GIVEN REQUEST
Pick out each line in these entries that contains the string "общей".

-- BEGIN DATA ROWS --

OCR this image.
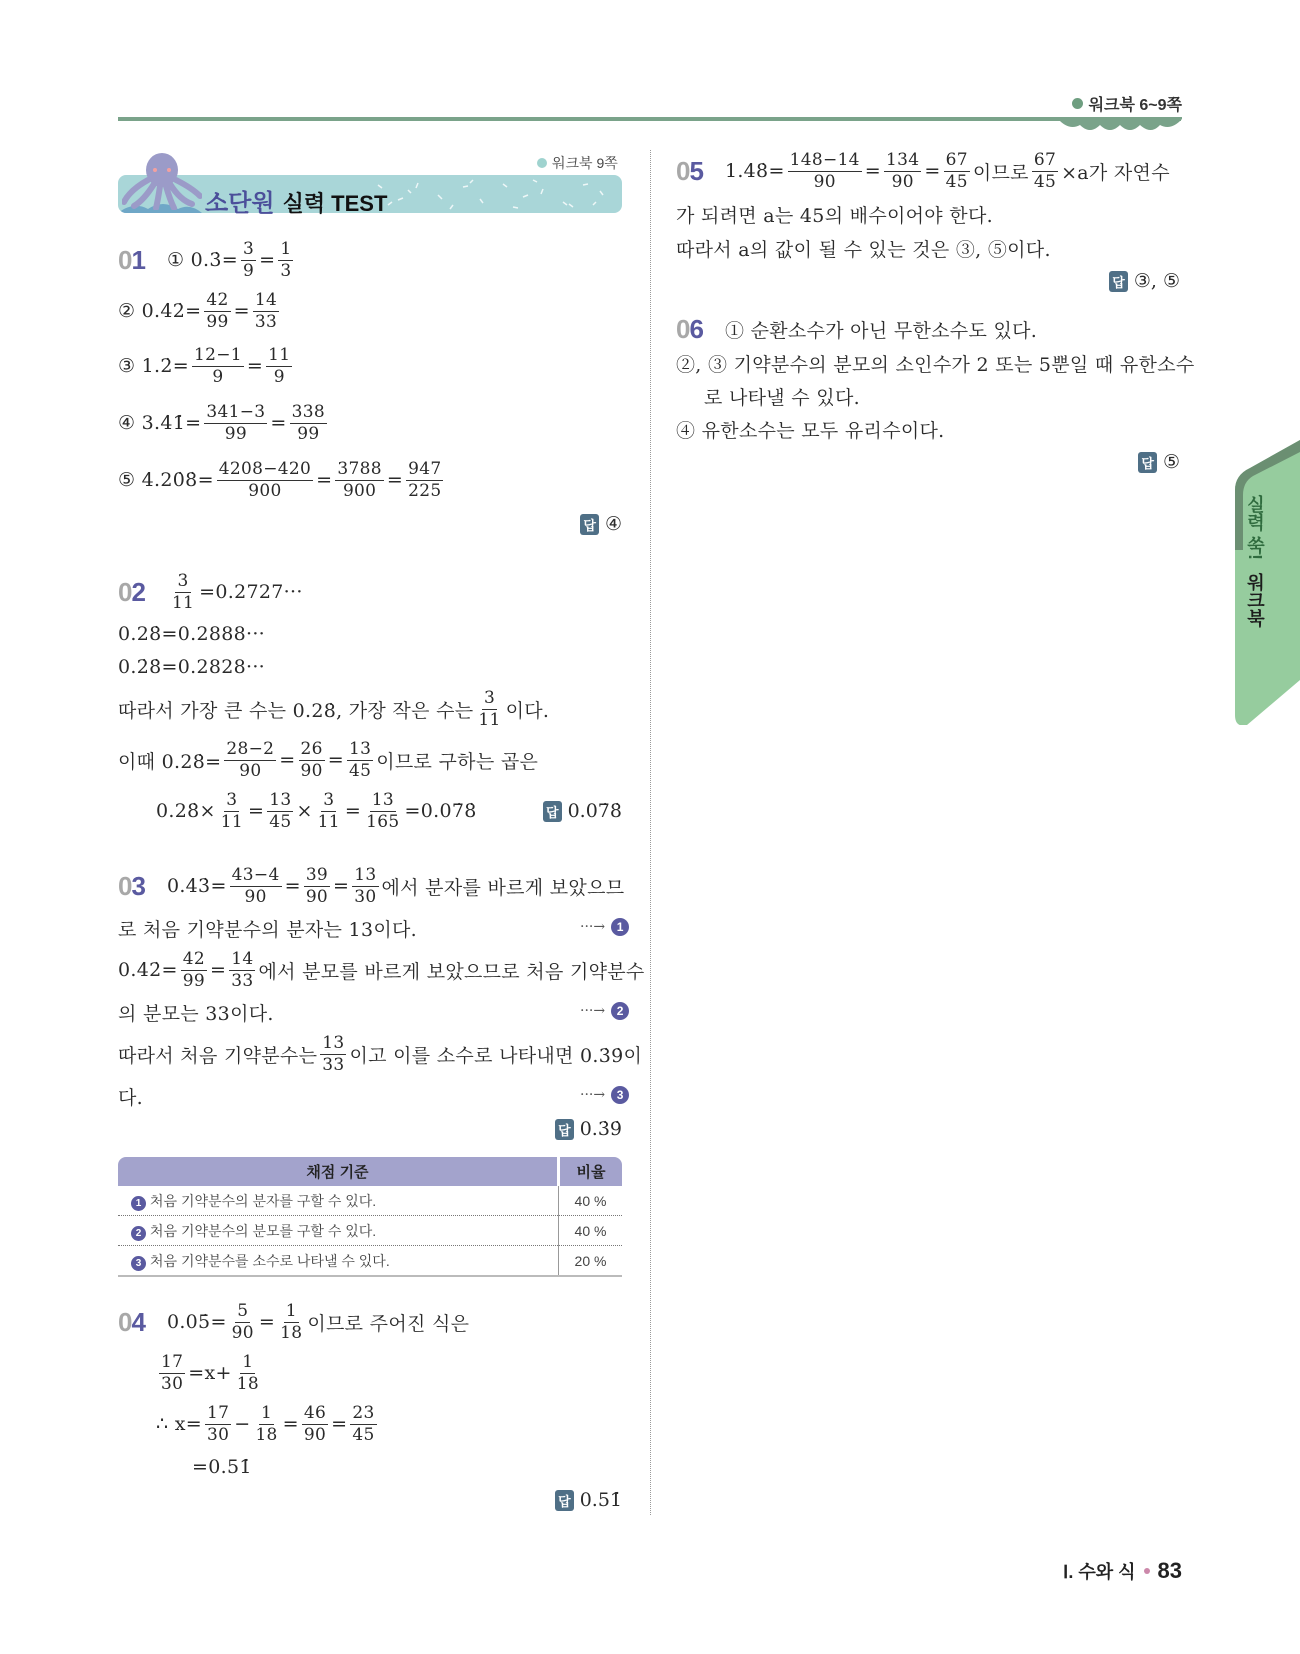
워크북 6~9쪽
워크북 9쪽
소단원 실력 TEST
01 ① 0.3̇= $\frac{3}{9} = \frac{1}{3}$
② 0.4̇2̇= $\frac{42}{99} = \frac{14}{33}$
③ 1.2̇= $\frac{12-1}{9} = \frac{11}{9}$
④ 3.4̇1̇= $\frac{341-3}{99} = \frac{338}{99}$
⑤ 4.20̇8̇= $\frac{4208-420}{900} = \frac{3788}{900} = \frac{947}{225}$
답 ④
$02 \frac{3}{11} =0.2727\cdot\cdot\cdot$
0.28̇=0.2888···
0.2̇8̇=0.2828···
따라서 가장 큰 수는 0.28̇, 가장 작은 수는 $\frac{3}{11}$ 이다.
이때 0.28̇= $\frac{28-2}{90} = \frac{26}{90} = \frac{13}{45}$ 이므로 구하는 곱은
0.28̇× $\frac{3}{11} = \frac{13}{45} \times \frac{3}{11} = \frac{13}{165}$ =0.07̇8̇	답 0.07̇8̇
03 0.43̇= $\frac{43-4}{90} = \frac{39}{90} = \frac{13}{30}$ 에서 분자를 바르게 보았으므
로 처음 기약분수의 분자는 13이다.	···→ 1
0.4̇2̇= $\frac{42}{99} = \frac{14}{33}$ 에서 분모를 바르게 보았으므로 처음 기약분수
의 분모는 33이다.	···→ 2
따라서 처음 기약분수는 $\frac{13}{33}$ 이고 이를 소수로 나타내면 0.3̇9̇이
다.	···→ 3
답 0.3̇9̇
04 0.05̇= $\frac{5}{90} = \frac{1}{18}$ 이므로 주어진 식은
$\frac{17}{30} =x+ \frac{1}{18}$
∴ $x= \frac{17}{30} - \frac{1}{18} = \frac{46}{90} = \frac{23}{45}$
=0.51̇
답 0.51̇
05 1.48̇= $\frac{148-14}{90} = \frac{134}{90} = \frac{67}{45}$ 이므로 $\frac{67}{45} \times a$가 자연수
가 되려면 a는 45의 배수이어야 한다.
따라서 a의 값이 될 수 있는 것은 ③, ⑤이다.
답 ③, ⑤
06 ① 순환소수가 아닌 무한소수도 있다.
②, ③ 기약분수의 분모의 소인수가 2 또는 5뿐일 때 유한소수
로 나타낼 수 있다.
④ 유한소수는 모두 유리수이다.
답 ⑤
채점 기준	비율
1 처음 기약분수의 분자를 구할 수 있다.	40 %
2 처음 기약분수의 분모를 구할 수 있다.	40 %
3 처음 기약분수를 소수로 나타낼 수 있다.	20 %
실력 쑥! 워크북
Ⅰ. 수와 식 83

-- END DATA ROWS --
-- BEGIN DATA ROWS --

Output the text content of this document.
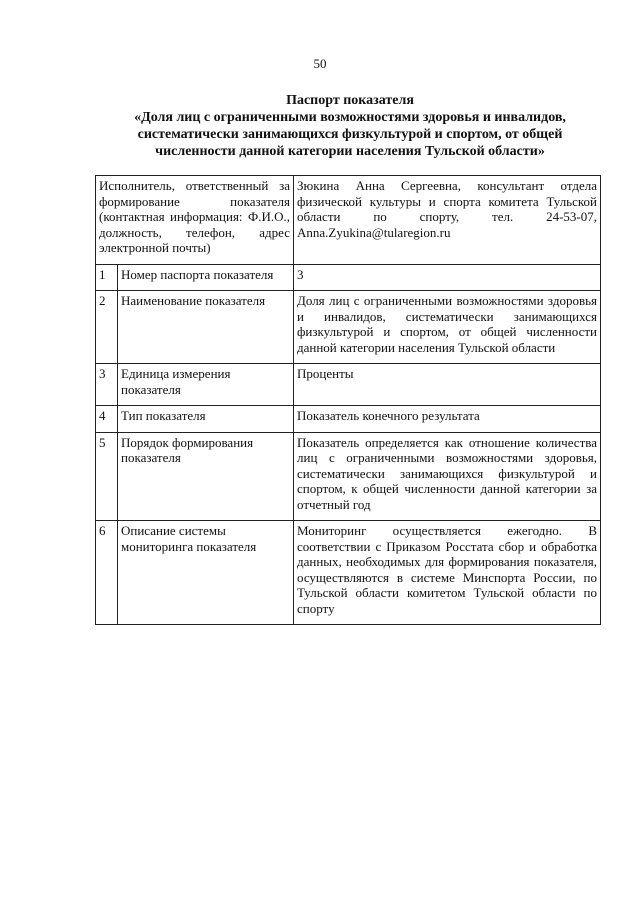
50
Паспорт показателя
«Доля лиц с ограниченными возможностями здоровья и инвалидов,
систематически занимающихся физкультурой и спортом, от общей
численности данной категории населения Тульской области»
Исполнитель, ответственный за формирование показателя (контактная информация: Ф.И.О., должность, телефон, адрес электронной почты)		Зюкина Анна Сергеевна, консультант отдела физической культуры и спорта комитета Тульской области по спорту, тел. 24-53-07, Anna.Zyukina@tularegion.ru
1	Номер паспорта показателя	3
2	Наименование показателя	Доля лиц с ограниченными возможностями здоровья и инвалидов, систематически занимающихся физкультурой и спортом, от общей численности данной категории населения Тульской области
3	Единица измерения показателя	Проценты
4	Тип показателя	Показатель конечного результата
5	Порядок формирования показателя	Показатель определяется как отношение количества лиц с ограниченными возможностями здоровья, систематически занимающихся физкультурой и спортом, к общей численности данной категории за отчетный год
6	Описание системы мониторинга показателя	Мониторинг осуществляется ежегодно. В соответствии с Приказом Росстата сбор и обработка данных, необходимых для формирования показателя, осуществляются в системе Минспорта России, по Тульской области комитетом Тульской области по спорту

-- END DATA ROWS --

CORRECT RESULT
систематически занимающихся физкультурой и спортом, от общей
2	Наименование показателя	Доля лиц с ограниченными возможностями здоровья и инвалидов, систематически занимающихся физкультурой и спортом, от общей численности данной категории населения Тульской области
5	Порядок формирования показателя	Показатель определяется как отношение количества лиц с ограниченными возможностями здоровья, систематически занимающихся физкультурой и спортом, к общей численности данной категории за отчетный год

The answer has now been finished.